* START LISTED RECORDS *

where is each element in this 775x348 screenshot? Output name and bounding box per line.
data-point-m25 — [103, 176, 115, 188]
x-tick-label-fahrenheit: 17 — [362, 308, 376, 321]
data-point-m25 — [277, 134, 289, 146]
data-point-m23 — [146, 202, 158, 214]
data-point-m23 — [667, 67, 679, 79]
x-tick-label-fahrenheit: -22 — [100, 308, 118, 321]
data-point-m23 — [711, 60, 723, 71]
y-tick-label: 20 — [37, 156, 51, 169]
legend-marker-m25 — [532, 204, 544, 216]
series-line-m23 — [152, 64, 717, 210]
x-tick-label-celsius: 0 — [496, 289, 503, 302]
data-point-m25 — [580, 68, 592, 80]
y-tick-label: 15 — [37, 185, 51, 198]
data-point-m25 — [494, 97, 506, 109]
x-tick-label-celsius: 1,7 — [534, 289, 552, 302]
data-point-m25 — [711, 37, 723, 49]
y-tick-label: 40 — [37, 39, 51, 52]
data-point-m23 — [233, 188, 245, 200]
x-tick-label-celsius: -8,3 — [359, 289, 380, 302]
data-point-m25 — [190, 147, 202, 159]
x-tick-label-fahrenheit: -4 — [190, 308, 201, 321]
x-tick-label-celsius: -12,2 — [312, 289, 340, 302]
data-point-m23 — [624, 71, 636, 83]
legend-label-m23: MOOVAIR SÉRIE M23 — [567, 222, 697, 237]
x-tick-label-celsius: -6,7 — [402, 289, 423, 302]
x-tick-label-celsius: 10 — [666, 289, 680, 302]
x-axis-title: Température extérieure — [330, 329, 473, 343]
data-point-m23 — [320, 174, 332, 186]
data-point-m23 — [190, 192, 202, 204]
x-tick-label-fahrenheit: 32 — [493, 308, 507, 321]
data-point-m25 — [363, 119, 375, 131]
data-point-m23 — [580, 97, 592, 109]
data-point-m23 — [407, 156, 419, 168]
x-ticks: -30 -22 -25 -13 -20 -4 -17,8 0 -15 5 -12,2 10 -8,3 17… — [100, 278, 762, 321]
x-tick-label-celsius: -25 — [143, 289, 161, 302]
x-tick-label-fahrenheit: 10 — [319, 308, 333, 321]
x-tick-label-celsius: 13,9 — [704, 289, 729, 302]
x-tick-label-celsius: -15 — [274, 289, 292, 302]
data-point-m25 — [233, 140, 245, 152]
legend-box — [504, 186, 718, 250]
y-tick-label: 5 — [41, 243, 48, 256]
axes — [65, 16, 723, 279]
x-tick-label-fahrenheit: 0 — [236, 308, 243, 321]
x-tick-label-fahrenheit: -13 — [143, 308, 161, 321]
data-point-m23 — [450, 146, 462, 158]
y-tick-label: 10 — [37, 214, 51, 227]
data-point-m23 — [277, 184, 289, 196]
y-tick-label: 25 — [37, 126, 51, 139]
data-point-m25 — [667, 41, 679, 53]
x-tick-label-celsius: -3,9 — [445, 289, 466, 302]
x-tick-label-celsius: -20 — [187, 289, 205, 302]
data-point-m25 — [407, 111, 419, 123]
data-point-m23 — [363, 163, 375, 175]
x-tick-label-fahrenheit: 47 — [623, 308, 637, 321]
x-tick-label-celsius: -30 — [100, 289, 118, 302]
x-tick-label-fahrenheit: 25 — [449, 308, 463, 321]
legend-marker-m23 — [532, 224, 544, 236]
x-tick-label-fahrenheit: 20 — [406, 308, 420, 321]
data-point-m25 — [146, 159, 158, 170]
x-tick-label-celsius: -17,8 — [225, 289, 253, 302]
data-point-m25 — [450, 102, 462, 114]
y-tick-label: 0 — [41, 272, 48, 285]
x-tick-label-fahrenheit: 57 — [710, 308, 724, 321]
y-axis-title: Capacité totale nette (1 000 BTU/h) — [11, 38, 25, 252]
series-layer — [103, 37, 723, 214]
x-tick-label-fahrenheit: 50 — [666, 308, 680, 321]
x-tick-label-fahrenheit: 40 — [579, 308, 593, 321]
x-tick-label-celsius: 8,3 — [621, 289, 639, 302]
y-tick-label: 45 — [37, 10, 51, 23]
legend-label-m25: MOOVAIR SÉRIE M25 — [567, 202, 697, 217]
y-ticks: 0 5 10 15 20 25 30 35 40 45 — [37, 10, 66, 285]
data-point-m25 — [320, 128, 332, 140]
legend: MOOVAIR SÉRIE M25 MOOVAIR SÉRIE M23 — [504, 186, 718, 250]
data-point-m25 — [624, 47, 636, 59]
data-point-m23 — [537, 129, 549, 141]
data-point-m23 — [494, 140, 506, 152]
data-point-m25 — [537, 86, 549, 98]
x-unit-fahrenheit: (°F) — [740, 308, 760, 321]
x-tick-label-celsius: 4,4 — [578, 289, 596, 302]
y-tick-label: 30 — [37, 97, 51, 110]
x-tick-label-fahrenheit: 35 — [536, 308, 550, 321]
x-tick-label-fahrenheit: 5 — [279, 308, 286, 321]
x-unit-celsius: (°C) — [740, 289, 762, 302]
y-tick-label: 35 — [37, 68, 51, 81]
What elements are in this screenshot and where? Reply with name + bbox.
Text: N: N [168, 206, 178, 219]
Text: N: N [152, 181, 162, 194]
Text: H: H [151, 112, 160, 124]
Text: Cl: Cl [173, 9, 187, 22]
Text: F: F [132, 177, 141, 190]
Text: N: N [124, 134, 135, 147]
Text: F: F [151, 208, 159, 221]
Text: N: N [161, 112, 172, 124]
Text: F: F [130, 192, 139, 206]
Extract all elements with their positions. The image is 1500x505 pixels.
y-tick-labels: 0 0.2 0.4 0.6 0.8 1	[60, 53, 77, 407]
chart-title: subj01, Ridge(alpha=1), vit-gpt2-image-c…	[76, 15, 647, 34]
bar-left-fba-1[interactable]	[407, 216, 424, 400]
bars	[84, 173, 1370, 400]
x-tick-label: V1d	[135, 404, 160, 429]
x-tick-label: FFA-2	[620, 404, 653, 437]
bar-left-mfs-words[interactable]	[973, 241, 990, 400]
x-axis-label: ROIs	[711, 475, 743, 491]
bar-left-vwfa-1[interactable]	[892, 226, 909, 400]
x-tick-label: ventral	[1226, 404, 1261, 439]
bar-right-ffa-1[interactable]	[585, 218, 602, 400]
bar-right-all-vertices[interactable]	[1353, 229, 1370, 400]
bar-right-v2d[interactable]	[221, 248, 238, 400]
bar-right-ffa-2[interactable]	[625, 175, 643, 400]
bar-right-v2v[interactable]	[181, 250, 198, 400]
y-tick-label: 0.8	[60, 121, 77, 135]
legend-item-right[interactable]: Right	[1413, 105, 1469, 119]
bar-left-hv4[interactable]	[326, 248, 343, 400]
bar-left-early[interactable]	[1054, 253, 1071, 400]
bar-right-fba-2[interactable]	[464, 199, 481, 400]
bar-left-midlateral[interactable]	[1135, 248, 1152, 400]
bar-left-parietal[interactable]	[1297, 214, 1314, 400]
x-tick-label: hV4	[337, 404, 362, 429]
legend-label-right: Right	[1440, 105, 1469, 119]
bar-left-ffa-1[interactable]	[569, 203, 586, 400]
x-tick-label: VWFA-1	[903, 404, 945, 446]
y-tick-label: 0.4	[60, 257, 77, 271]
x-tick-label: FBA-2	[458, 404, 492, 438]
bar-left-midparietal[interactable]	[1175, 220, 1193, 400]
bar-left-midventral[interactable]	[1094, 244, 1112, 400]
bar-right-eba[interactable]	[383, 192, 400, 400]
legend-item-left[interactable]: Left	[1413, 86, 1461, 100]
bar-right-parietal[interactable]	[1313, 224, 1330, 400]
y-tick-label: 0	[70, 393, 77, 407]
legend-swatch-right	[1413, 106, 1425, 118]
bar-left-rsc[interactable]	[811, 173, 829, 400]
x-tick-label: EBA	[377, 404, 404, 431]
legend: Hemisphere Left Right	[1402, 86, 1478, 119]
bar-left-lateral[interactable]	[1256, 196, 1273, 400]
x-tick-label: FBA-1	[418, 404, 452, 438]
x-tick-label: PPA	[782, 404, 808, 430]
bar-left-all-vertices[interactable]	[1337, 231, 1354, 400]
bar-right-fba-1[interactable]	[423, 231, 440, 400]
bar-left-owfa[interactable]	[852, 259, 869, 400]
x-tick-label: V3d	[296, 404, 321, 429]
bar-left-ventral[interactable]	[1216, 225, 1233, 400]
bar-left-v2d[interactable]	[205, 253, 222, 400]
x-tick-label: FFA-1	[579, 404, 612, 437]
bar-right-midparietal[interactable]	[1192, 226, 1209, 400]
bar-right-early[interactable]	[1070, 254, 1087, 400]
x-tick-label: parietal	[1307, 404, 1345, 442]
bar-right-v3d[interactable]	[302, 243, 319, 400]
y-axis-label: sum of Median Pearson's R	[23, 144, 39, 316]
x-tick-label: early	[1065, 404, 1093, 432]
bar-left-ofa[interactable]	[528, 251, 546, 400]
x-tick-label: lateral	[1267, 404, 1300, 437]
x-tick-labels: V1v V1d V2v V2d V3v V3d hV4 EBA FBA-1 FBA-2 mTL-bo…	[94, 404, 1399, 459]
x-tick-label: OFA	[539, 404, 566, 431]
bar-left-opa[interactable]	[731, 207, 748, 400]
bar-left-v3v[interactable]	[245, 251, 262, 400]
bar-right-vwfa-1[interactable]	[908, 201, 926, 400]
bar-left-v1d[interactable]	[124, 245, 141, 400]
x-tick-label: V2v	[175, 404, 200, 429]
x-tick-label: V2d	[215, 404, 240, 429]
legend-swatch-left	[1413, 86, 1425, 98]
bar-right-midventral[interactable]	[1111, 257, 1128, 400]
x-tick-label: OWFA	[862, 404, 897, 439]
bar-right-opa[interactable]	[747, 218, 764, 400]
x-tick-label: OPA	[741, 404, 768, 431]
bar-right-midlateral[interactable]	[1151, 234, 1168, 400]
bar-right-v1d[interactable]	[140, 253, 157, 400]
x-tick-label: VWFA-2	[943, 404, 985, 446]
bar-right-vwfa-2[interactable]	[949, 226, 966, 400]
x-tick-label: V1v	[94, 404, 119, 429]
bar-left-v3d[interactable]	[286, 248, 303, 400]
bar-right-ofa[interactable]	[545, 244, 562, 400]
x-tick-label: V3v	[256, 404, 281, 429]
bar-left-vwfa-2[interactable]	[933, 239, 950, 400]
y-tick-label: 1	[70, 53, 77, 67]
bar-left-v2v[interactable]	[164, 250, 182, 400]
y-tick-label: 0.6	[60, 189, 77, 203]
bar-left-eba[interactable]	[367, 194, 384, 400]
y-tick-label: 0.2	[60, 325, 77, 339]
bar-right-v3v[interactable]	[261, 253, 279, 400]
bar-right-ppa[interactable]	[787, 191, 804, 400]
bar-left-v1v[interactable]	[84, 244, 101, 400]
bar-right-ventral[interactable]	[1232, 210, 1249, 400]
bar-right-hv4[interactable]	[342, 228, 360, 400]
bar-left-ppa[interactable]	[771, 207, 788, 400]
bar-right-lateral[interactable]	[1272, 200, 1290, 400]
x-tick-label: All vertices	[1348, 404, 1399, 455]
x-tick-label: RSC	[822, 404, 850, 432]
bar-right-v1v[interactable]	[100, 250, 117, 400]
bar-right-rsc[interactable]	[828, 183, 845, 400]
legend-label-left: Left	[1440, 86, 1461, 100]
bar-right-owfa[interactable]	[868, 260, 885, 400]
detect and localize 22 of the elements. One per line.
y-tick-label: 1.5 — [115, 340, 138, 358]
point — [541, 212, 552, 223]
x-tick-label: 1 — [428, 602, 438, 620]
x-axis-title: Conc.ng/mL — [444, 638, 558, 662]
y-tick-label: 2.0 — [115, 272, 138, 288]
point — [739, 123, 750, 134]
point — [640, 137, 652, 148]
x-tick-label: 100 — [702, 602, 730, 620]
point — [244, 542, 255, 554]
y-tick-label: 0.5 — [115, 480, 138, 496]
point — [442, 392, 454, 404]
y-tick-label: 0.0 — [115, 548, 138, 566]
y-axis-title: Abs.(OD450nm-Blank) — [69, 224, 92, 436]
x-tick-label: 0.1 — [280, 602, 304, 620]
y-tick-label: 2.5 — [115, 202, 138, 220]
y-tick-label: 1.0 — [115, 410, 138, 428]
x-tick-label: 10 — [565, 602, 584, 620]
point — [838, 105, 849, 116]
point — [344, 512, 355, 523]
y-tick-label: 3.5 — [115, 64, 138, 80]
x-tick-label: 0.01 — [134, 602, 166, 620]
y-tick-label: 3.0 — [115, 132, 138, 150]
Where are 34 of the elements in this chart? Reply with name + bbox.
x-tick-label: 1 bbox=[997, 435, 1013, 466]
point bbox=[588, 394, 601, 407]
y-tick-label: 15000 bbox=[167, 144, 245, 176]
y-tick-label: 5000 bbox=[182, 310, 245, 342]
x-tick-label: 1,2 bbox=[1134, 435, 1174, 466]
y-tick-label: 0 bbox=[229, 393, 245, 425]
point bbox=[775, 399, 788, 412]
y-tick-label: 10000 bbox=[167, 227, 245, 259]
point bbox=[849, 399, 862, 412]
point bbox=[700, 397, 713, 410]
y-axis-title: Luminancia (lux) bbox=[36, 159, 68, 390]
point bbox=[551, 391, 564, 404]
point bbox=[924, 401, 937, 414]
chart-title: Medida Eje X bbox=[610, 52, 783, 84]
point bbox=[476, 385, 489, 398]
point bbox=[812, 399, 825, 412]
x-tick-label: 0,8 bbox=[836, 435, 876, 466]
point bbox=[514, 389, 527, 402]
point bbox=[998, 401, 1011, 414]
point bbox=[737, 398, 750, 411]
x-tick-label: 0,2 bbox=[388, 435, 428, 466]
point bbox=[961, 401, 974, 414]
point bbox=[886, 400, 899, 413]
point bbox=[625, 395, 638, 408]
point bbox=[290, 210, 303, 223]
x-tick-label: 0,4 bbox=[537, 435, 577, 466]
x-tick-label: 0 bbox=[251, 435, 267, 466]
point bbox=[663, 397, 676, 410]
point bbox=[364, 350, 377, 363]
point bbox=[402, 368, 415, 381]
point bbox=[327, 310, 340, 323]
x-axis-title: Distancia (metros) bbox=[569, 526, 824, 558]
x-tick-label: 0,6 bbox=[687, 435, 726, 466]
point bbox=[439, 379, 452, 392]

* END LISTED RECORDS *

*PROBLEM REQUIREMENTS*. Reproduce the data above verbatim, beginning with its very first line and ending with the line that contains "data-point-m25 — [711, 37, 723, 49]", including that line.

*WRITTEN ANSWER*.
where is each element in this 775x348 screenshot? Output name and bounding box per line.
data-point-m25 — [103, 176, 115, 188]
x-tick-label-fahrenheit: 17 — [362, 308, 376, 321]
data-point-m25 — [277, 134, 289, 146]
data-point-m23 — [146, 202, 158, 214]
data-point-m23 — [667, 67, 679, 79]
x-tick-label-fahrenheit: -22 — [100, 308, 118, 321]
data-point-m23 — [711, 60, 723, 71]
y-tick-label: 20 — [37, 156, 51, 169]
legend-marker-m25 — [532, 204, 544, 216]
series-line-m23 — [152, 64, 717, 210]
x-tick-label-celsius: 0 — [496, 289, 503, 302]
data-point-m25 — [580, 68, 592, 80]
y-tick-label: 15 — [37, 185, 51, 198]
data-point-m25 — [494, 97, 506, 109]
x-tick-label-celsius: 1,7 — [534, 289, 552, 302]
data-point-m25 — [711, 37, 723, 49]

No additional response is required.